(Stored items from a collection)
/---

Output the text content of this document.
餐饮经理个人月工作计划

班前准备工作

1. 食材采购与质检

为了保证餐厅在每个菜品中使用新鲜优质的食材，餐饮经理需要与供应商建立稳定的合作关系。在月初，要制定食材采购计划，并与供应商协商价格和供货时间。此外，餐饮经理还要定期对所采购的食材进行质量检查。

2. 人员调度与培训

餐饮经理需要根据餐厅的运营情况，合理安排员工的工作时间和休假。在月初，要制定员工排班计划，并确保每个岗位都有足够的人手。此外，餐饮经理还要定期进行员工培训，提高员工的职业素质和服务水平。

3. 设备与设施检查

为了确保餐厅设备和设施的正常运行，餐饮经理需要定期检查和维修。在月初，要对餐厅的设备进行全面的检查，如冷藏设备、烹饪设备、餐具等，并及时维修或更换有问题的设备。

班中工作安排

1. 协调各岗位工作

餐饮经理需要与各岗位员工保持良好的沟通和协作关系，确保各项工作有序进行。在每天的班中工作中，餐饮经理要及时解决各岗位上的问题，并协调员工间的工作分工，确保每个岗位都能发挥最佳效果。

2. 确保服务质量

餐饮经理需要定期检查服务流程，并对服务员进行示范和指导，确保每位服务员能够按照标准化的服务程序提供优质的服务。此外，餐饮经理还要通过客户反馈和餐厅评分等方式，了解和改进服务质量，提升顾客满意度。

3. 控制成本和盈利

\---

## WHAT THE EXERCISE ASKS
Copy out each record exactly as given, omitting none.

## COMPLETE OUTPUT
Output the text content of this document.
餐饮经理个人月工作计划

班前准备工作

1. 食材采购与质检

为了保证餐厅在每个菜品中使用新鲜优质的食材，餐饮经理需要与供应商建立稳定的合作关系。在月初，要制定食材采购计划，并与供应商协商价格和供货时间。此外，餐饮经理还要定期对所采购的食材进行质量检查。

2. 人员调度与培训

餐饮经理需要根据餐厅的运营情况，合理安排员工的工作时间和休假。在月初，要制定员工排班计划，并确保每个岗位都有足够的人手。此外，餐饮经理还要定期进行员工培训，提高员工的职业素质和服务水平。

3. 设备与设施检查

为了确保餐厅设备和设施的正常运行，餐饮经理需要定期检查和维修。在月初，要对餐厅的设备进行全面的检查，如冷藏设备、烹饪设备、餐具等，并及时维修或更换有问题的设备。

班中工作安排

1. 协调各岗位工作

餐饮经理需要与各岗位员工保持良好的沟通和协作关系，确保各项工作有序进行。在每天的班中工作中，餐饮经理要及时解决各岗位上的问题，并协调员工间的工作分工，确保每个岗位都能发挥最佳效果。

2. 确保服务质量

餐饮经理需要定期检查服务流程，并对服务员进行示范和指导，确保每位服务员能够按照标准化的服务程序提供优质的服务。此外，餐饮经理还要通过客户反馈和餐厅评分等方式，了解和改进服务质量，提升顾客满意度。

3. 控制成本和盈利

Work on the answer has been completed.